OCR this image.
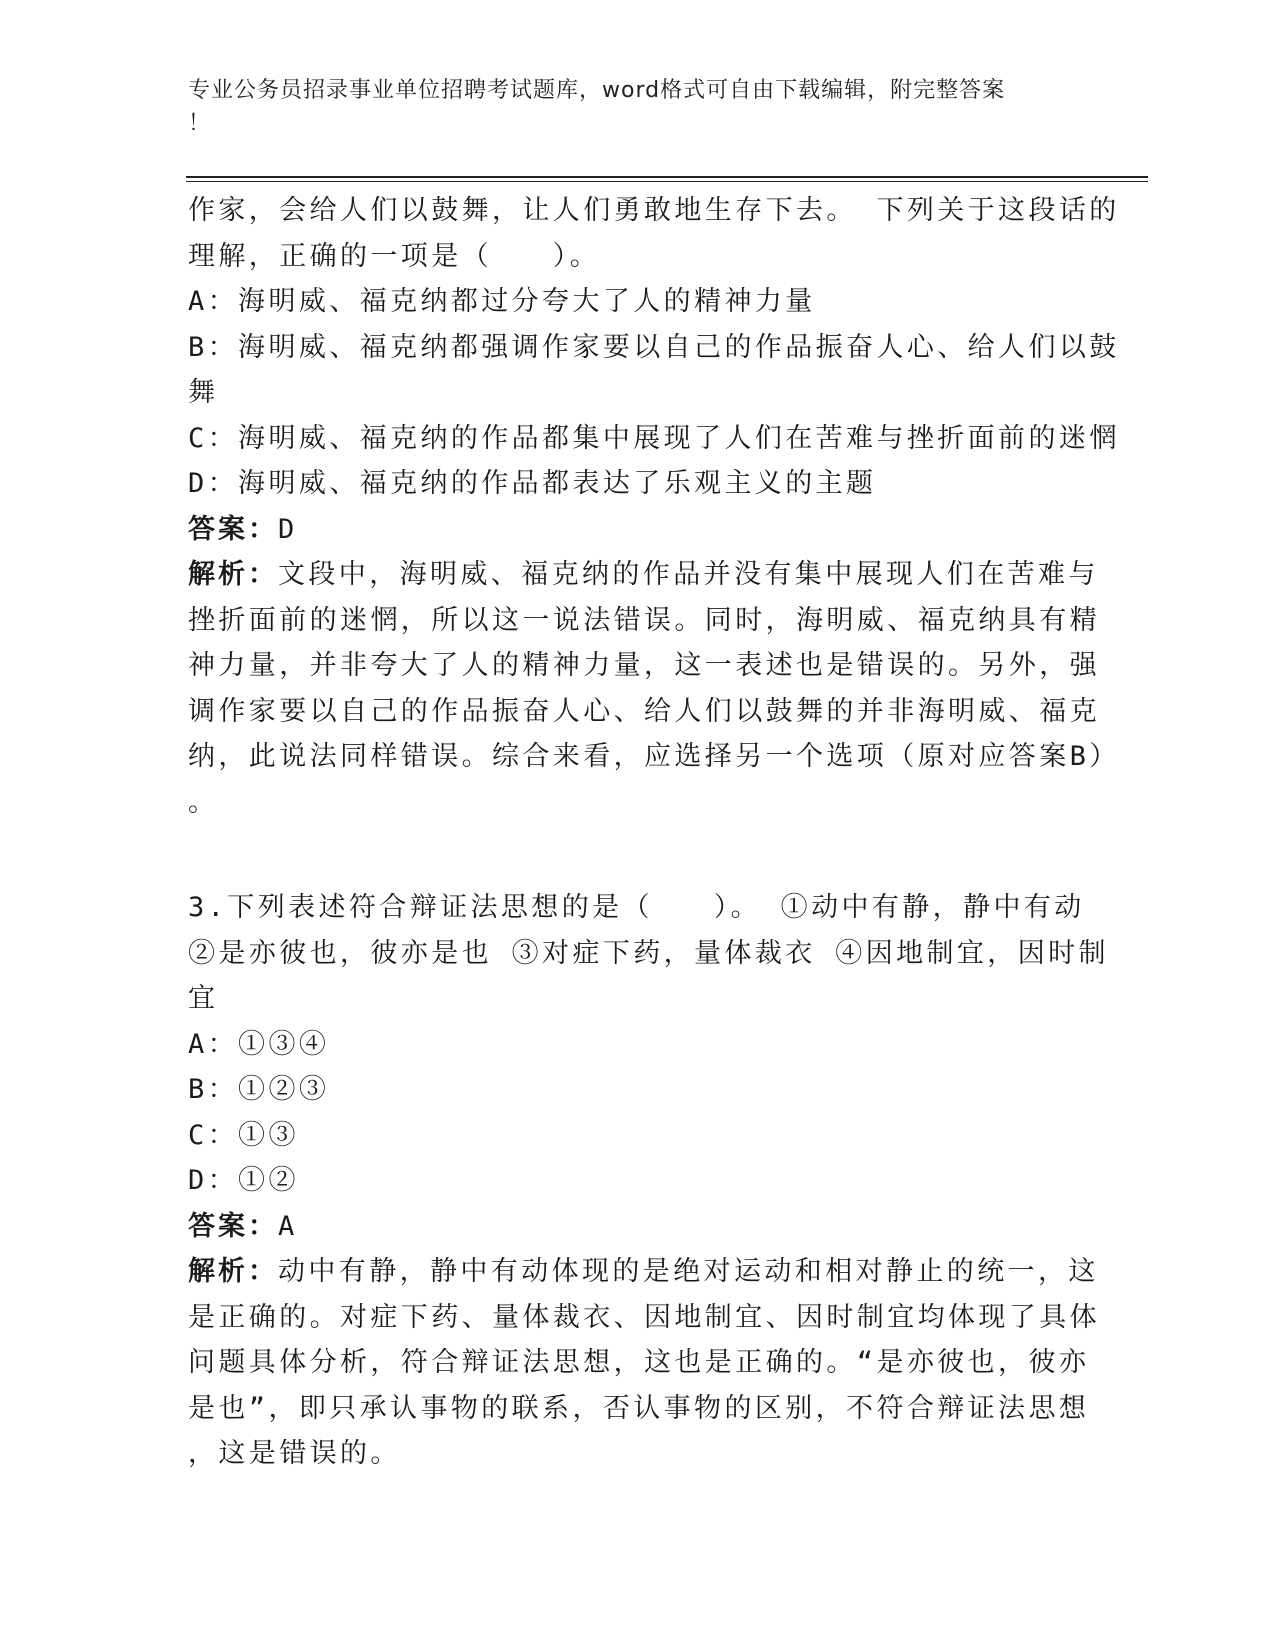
专业公务员招录事业单位招聘考试题库，word格式可自由下载编辑，附完整答案
！

作家，会给人们以鼓舞，让人们勇敢地生存下去。 下列关于这段话的

理解，正确的一项是（　　）。

A：海明威、福克纳都过分夸大了人的精神力量

B：海明威、福克纳都强调作家要以自己的作品振奋人心、给人们以鼓

舞

C：海明威、福克纳的作品都集中展现了人们在苦难与挫折面前的迷惘

D：海明威、福克纳的作品都表达了乐观主义的主题

答案：D

解析：文段中，海明威、福克纳的作品并没有集中展现人们在苦难与

挫折面前的迷惘，所以这一说法错误。同时，海明威、福克纳具有精

神力量，并非夸大了人的精神力量，这一表述也是错误的。另外，强

调作家要以自己的作品振奋人心、给人们以鼓舞的并非海明威、福克

纳，此说法同样错误。综合来看，应选择另一个选项（原对应答案B）

。

3.下列表述符合辩证法思想的是（　　）。 ①动中有静，静中有动

②是亦彼也，彼亦是也 ③对症下药，量体裁衣 ④因地制宜，因时制

宜

A：①③④

B：①②③

C：①③

D：①②

答案：A

解析：动中有静，静中有动体现的是绝对运动和相对静止的统一，这

是正确的。对症下药、量体裁衣、因地制宜、因时制宜均体现了具体

问题具体分析，符合辩证法思想，这也是正确的。“是亦彼也，彼亦

是也”，即只承认事物的联系，否认事物的区别，不符合辩证法思想

，这是错误的。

◆ Task goal
Set down all the entries exactly as they appear, but skip any pictures.

◆ Written response
OCR this image.
专业公务员招录事业单位招聘考试题库，word格式可自由下载编辑，附完整答案
！

作家，会给人们以鼓舞，让人们勇敢地生存下去。 下列关于这段话的

理解，正确的一项是（　　）。

A：海明威、福克纳都过分夸大了人的精神力量

B：海明威、福克纳都强调作家要以自己的作品振奋人心、给人们以鼓

舞

C：海明威、福克纳的作品都集中展现了人们在苦难与挫折面前的迷惘

D：海明威、福克纳的作品都表达了乐观主义的主题

答案：D

解析：文段中，海明威、福克纳的作品并没有集中展现人们在苦难与

挫折面前的迷惘，所以这一说法错误。同时，海明威、福克纳具有精

神力量，并非夸大了人的精神力量，这一表述也是错误的。另外，强

调作家要以自己的作品振奋人心、给人们以鼓舞的并非海明威、福克

纳，此说法同样错误。综合来看，应选择另一个选项（原对应答案B）

。

3.下列表述符合辩证法思想的是（　　）。 ①动中有静，静中有动

②是亦彼也，彼亦是也 ③对症下药，量体裁衣 ④因地制宜，因时制

宜

A：①③④

B：①②③

C：①③

D：①②

答案：A

解析：动中有静，静中有动体现的是绝对运动和相对静止的统一，这

是正确的。对症下药、量体裁衣、因地制宜、因时制宜均体现了具体

问题具体分析，符合辩证法思想，这也是正确的。“是亦彼也，彼亦

是也”，即只承认事物的联系，否认事物的区别，不符合辩证法思想

，这是错误的。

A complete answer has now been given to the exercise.